• _WHAT IS REQUIRED_:
Work out how many lines contain "často". Reply with the count alone.

• _EXERCISE MATERIALS_:

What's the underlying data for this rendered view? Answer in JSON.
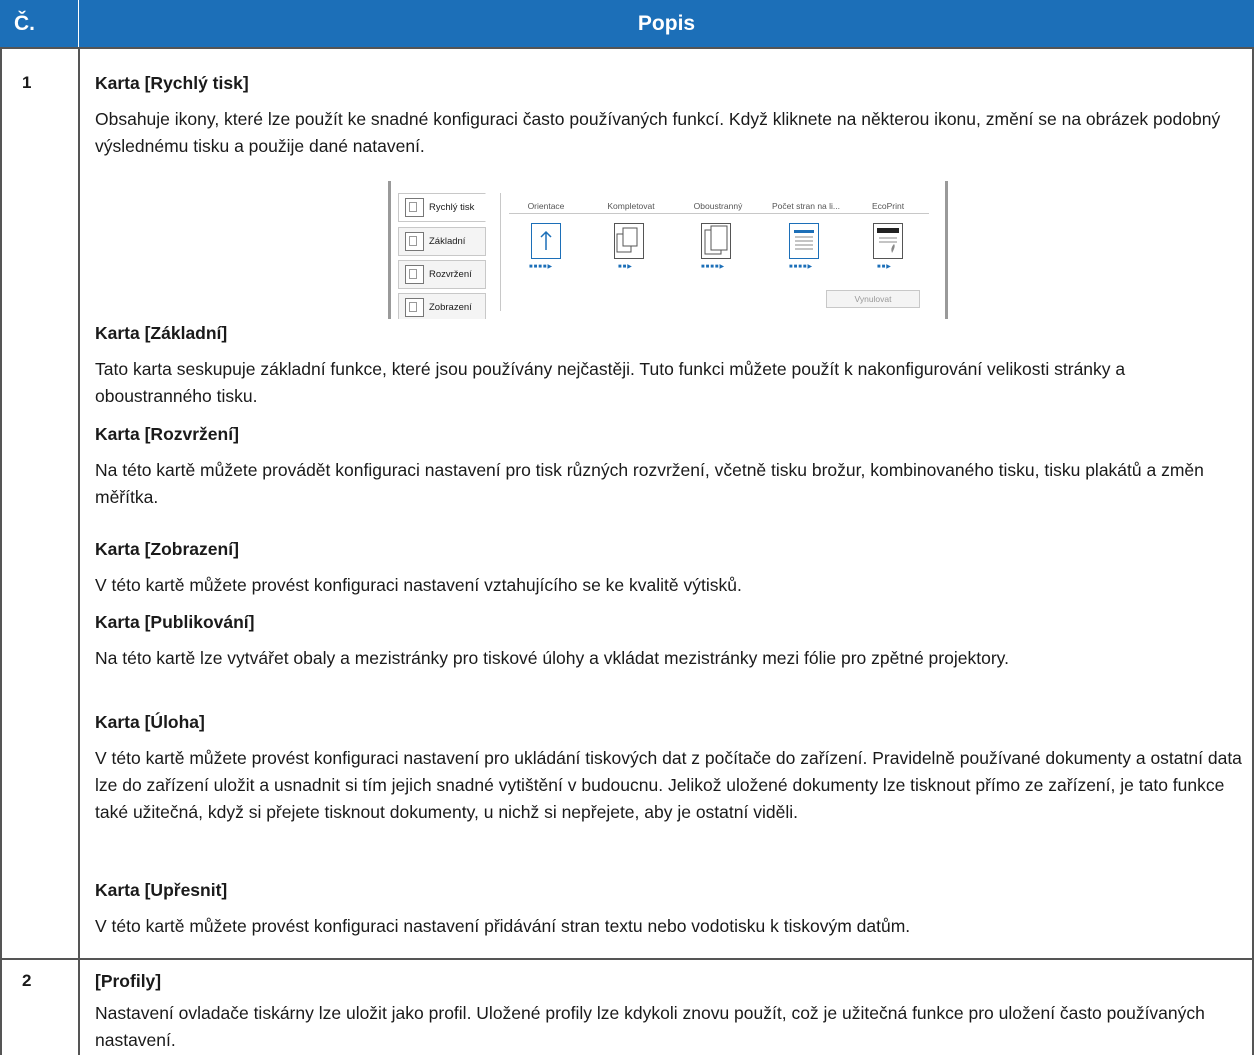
{
  "header": {
    "col_num": "Č.",
    "col_desc": "Popis"
  },
  "rows": [
    {
      "num": "1",
      "sections": [
        {
          "title": "Karta [Rychlý tisk]",
          "text": "Obsahuje ikony, které lze použít ke snadné konfiguraci často používaných funkcí. Když kliknete na některou ikonu, změní se na obrázek podobný výslednému tisku a použije dané natavení."
        },
        {
          "title": "Karta [Základní]",
          "text": "Tato karta seskupuje základní funkce, které jsou používány nejčastěji. Tuto funkci můžete použít k nakonfigurování velikosti stránky a oboustranného tisku."
        },
        {
          "title": "Karta [Rozvržení]",
          "text": "Na této kartě můžete provádět konfiguraci nastavení pro tisk různých rozvržení, včetně tisku brožur, kombinovaného tisku, tisku plakátů a změn měřítka."
        },
        {
          "title": "Karta [Zobrazení]",
          "text": "V této kartě můžete provést konfiguraci nastavení vztahujícího se ke kvalitě výtisků."
        },
        {
          "title": "Karta [Publikování]",
          "text": "Na této kartě lze vytvářet obaly a mezistránky pro tiskové úlohy a vkládat mezistránky mezi fólie pro zpětné projektory."
        },
        {
          "title": "Karta [Úloha]",
          "text": "V této kartě můžete provést konfiguraci nastavení pro ukládání tiskových dat z počítače do zařízení. Pravidelně používané dokumenty a ostatní data lze do zařízení uložit a usnadnit si tím jejich snadné vytištění v budoucnu. Jelikož uložené dokumenty lze tisknout přímo ze zařízení, je tato funkce také užitečná, když si přejete tisknout dokumenty, u nichž si nepřejete, aby je ostatní viděli."
        },
        {
          "title": "Karta [Upřesnit]",
          "text": "V této kartě můžete provést konfiguraci nastavení přidávání stran textu nebo vodotisku k tiskovým datům."
        }
      ]
    },
    {
      "num": "2",
      "sections": [
        {
          "title": "[Profily]",
          "text": "Nastavení ovladače tiskárny lze uložit jako profil. Uložené profily lze kdykoli znovu použít, což je užitečná funkce pro uložení často používaných nastavení."
        }
      ]
    }
  ],
  "screenshot": {
    "side_tabs": [
      "Rychlý tisk",
      "Základní",
      "Rozvržení",
      "Zobrazení"
    ],
    "columns": [
      "Orientace",
      "Kompletovat",
      "Oboustranný",
      "Počet stran na li...",
      "EcoPrint"
    ],
    "reset_button": "Vynulovat",
    "accent_color": "#1c6fb8"
  }
}
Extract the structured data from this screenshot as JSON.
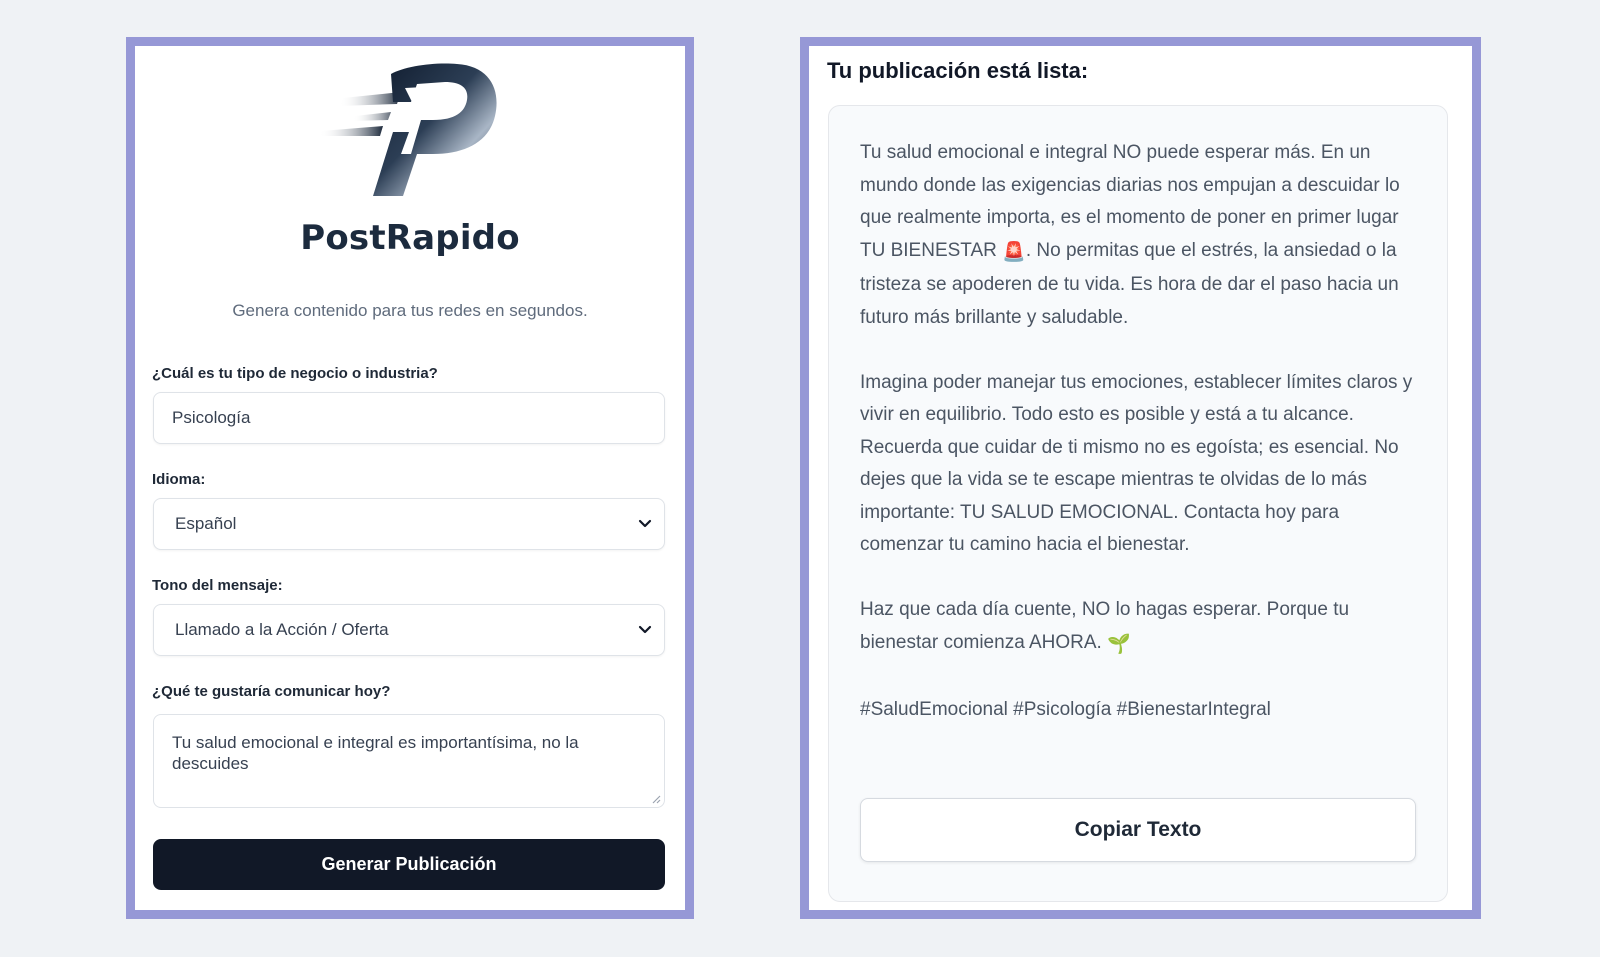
{
  "brand": {
    "name": "PostRapido",
    "tagline": "Genera contenido para tus redes en segundos."
  },
  "form": {
    "industry": {
      "label": "¿Cuál es tu tipo de negocio o industria?",
      "value": "Psicología"
    },
    "language": {
      "label": "Idioma:",
      "selected": "Español"
    },
    "tone": {
      "label": "Tono del mensaje:",
      "selected": "Llamado a la Acción / Oferta"
    },
    "message": {
      "label": "¿Qué te gustaría comunicar hoy?",
      "value": "Tu salud emocional e integral es importantísima, no la descuides"
    },
    "submit_label": "Generar Publicación"
  },
  "result": {
    "heading": "Tu publicación está lista:",
    "paragraph1_a": "Tu salud emocional e integral NO puede esperar más. En un mundo donde las exigencias diarias nos empujan a descuidar lo que realmente importa, es el momento de poner en primer lugar TU BIENESTAR",
    "paragraph1_emoji": "🚨",
    "paragraph1_b": ". No permitas que el estrés, la ansiedad o la tristeza se apoderen de tu vida. Es hora de dar el paso hacia un futuro más brillante y saludable.",
    "paragraph2": "Imagina poder manejar tus emociones, establecer límites claros y vivir en equilibrio. Todo esto es posible y está a tu alcance. Recuerda que cuidar de ti mismo no es egoísta; es esencial. No dejes que la vida se te escape mientras te olvidas de lo más importante: TU SALUD EMOCIONAL. Contacta hoy para comenzar tu camino hacia el bienestar.",
    "paragraph3_a": "Haz que cada día cuente, NO lo hagas esperar. Porque tu bienestar comienza AHORA.",
    "paragraph3_emoji": "🌱",
    "hashtags": "#SaludEmocional #Psicología #BienestarIntegral",
    "copy_label": "Copiar Texto"
  },
  "colors": {
    "page_background": "#eff2f5",
    "panel_border": "#9698d6",
    "primary_button": "#111827",
    "brand_text": "#1c2b3e"
  },
  "icons": {
    "logo": "postrapido-p-logo",
    "select_arrow": "chevron-down-icon",
    "textarea_resize": "resize-grip-icon"
  }
}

• _CORRECT RESPONSE_:
2